Work instructions: Emit the line that holds "Give me the" and all lines following it through the end of the data, verbatim, and nothing else.

=======

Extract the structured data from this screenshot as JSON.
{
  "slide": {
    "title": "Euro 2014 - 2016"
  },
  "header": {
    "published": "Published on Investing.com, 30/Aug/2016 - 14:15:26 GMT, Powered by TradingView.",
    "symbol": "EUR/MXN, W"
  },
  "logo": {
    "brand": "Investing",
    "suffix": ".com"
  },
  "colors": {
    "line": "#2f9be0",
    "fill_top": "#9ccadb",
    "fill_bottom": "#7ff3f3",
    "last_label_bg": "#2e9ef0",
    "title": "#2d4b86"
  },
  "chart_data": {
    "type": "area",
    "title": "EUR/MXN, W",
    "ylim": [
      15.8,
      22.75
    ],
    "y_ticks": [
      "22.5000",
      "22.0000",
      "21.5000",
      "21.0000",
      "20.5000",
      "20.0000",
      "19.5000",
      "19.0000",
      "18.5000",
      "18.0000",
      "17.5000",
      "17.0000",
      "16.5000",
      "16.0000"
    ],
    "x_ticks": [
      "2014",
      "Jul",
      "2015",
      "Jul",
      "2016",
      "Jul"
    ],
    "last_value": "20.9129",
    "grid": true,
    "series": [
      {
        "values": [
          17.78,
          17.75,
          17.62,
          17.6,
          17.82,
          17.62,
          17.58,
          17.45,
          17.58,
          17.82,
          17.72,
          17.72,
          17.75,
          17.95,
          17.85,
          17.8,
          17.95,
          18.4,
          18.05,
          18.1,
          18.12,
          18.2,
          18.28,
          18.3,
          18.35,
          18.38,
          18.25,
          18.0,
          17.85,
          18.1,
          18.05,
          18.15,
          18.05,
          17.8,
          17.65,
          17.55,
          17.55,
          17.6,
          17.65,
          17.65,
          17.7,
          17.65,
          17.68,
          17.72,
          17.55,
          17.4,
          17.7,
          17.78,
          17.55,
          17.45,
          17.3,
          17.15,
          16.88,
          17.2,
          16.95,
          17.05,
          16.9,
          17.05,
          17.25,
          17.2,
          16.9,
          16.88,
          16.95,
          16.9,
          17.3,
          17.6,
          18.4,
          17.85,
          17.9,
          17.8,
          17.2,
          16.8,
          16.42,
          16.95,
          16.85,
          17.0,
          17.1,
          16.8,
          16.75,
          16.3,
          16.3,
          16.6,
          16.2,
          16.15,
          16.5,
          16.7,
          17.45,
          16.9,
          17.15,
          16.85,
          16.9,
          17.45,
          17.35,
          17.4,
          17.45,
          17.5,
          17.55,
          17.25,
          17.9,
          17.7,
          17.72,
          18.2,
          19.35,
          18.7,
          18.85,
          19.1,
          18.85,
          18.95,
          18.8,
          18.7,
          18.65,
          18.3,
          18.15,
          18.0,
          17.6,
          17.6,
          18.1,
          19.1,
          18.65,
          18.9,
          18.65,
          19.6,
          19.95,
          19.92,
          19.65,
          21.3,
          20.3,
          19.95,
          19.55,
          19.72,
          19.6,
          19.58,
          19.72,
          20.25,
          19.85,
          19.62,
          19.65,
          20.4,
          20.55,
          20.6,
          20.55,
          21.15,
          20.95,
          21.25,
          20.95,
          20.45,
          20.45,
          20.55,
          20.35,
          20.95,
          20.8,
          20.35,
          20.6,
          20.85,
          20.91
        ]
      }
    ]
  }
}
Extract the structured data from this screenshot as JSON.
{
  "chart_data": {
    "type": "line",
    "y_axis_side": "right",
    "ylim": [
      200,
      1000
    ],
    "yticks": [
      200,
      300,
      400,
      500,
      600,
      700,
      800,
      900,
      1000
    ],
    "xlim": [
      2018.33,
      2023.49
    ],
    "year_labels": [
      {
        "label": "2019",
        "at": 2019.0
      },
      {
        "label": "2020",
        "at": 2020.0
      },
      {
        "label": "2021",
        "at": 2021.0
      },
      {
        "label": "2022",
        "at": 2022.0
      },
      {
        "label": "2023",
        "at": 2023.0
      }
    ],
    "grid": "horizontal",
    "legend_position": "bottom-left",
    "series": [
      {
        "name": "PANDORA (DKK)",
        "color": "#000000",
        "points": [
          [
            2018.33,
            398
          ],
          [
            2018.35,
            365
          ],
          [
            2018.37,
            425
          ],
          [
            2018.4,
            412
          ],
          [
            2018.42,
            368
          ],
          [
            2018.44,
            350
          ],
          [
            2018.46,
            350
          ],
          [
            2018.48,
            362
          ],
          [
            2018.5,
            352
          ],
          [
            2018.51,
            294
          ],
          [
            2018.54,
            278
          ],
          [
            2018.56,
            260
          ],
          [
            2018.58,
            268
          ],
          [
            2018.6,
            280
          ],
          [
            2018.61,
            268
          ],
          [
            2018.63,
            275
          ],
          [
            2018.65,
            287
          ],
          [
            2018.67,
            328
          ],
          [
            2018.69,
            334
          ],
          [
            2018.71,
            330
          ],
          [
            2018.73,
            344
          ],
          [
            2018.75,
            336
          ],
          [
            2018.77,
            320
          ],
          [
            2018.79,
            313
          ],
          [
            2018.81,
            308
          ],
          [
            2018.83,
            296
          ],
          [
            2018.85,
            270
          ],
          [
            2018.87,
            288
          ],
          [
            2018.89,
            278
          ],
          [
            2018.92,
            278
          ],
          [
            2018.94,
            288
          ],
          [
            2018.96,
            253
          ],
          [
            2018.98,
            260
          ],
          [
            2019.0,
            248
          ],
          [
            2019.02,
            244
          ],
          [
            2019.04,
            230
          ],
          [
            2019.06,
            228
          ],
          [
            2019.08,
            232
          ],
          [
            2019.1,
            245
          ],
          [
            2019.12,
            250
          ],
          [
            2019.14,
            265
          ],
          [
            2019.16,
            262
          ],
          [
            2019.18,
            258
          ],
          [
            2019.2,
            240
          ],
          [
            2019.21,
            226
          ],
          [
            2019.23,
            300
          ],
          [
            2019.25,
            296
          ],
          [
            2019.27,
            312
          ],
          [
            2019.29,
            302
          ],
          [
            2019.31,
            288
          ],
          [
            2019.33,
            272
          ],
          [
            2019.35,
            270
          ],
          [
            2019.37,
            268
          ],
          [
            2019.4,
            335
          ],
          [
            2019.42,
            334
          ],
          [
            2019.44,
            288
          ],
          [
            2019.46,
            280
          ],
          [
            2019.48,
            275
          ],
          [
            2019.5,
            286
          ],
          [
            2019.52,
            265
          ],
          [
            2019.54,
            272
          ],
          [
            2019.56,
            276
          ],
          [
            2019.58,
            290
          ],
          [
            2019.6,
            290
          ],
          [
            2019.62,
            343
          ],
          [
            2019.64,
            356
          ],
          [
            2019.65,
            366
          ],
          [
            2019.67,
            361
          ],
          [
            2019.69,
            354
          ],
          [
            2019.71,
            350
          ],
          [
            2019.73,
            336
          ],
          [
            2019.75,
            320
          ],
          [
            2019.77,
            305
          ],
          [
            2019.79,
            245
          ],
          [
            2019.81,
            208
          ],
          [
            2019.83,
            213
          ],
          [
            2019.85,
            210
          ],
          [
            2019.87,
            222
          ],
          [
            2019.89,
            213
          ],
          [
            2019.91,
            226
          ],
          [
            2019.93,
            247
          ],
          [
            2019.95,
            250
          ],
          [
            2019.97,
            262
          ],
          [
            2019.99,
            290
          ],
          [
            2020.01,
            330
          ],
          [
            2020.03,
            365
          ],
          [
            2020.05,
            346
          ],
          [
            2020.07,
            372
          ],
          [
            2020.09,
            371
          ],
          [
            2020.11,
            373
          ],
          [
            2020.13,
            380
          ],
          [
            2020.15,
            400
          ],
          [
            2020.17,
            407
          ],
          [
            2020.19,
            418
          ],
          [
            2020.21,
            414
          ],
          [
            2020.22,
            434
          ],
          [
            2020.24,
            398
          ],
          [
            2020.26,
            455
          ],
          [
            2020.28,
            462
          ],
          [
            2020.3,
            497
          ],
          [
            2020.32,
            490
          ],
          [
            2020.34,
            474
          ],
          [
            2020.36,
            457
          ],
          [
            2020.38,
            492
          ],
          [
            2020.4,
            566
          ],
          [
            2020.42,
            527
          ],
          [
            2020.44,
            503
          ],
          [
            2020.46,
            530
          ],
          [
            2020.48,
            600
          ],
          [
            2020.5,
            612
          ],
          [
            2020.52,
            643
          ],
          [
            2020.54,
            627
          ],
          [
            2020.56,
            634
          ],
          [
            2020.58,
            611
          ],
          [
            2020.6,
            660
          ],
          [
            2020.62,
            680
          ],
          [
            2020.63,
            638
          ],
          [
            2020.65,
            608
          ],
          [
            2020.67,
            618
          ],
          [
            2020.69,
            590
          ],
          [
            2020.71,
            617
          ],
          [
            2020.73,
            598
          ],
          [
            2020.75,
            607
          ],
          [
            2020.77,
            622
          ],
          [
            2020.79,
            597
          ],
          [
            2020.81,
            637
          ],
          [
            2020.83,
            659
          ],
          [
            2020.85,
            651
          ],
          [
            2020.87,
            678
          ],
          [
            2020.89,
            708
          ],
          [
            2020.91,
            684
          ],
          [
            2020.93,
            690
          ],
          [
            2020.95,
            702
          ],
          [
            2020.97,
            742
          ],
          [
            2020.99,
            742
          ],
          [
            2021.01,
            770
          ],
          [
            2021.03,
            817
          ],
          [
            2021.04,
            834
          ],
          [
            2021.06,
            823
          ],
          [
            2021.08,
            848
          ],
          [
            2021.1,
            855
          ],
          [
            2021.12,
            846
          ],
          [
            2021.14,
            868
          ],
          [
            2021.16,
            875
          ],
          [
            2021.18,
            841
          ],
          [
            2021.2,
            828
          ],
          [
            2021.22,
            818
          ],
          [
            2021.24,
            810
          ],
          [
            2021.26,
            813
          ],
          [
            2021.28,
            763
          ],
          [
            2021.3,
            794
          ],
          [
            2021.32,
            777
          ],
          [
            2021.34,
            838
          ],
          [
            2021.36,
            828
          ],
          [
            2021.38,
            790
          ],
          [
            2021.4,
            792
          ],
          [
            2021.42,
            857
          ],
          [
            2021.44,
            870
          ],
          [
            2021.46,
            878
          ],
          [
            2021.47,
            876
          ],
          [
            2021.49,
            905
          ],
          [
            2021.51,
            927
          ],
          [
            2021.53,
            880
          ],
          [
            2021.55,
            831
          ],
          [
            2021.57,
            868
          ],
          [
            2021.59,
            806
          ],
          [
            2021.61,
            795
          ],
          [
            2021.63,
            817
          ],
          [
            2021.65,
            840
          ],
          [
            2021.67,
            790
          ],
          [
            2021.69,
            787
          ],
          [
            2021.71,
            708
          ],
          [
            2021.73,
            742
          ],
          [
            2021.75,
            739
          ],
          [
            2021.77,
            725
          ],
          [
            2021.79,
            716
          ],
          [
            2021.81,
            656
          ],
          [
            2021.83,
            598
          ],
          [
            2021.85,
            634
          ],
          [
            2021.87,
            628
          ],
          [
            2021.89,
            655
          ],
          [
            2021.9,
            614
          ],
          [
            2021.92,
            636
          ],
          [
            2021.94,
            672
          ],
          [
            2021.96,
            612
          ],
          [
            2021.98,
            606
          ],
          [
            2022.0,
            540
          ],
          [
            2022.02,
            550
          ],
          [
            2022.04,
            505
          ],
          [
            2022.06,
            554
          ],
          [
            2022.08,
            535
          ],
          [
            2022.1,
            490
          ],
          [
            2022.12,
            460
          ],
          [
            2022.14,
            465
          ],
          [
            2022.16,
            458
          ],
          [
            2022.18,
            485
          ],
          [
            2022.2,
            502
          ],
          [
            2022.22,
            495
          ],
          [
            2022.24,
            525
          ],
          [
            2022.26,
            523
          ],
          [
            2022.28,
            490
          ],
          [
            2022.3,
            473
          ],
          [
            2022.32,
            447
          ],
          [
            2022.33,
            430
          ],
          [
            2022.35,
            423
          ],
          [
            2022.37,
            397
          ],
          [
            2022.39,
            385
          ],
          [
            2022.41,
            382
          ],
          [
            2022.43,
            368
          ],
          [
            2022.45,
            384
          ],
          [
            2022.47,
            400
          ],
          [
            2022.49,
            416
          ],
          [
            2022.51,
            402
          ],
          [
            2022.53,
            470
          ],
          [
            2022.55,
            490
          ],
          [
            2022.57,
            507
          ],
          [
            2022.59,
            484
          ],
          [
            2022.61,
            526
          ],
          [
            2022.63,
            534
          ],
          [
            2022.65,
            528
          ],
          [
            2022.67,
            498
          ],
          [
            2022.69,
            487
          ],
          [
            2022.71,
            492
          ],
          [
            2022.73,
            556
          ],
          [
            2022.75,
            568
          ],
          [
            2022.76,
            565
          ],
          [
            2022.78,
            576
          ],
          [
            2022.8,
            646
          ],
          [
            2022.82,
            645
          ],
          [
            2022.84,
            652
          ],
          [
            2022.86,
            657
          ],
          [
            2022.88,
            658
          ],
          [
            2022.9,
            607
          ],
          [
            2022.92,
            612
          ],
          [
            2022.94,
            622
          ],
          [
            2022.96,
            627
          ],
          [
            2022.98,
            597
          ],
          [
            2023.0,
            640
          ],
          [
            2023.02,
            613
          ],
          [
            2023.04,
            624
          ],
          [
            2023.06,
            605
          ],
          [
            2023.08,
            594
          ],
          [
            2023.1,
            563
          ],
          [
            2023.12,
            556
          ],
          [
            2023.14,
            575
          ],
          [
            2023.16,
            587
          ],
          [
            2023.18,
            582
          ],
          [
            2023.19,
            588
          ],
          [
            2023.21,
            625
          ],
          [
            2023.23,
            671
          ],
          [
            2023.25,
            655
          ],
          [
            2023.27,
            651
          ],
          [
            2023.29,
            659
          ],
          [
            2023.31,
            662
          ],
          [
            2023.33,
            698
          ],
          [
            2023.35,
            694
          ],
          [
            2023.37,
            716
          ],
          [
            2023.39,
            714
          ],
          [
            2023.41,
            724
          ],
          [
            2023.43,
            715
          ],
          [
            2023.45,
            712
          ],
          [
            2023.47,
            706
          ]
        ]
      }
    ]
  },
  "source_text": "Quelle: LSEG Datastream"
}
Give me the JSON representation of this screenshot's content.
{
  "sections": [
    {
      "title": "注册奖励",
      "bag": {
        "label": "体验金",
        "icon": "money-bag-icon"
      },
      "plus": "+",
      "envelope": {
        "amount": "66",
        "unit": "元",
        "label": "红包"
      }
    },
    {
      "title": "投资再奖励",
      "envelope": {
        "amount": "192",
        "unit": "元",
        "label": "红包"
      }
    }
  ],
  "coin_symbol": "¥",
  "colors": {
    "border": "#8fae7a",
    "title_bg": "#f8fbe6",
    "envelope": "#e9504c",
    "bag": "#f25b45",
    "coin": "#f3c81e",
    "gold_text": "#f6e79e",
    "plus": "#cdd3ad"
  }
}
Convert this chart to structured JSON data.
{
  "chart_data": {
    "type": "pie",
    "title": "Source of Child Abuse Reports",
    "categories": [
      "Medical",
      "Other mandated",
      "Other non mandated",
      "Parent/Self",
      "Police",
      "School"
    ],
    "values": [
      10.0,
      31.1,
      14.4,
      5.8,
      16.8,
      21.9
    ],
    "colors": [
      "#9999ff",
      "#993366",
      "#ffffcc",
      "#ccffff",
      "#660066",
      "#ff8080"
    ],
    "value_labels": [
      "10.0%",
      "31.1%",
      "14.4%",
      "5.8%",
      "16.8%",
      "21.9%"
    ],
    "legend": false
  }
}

=======

Reply:
Give me the JSON representation of this screenshot's content.
{
  "sections": [
    {
      "title": "注册奖励",
      "bag": {
        "label": "体验金",
        "icon": "money-bag-icon"
      },
      "plus": "+",
      "envelope": {
        "amount": "66",
        "unit": "元",
        "label": "红包"
      }
    },
    {
      "title": "投资再奖励",
      "envelope": {
        "amount": "192",
        "unit": "元",
        "label": "红包"
      }
    }
  ],
  "coin_symbol": "¥",
  "colors": {
    "border": "#8fae7a",
    "title_bg": "#f8fbe6",
    "envelope": "#e9504c",
    "bag": "#f25b45",
    "coin": "#f3c81e",
    "gold_text": "#f6e79e",
    "plus": "#cdd3ad"
  }
}
Convert this chart to structured JSON data.
{
  "chart_data": {
    "type": "pie",
    "title": "Source of Child Abuse Reports",
    "categories": [
      "Medical",
      "Other mandated",
      "Other non mandated",
      "Parent/Self",
      "Police",
      "School"
    ],
    "values": [
      10.0,
      31.1,
      14.4,
      5.8,
      16.8,
      21.9
    ],
    "colors": [
      "#9999ff",
      "#993366",
      "#ffffcc",
      "#ccffff",
      "#660066",
      "#ff8080"
    ],
    "value_labels": [
      "10.0%",
      "31.1%",
      "14.4%",
      "5.8%",
      "16.8%",
      "21.9%"
    ],
    "legend": false
  }
}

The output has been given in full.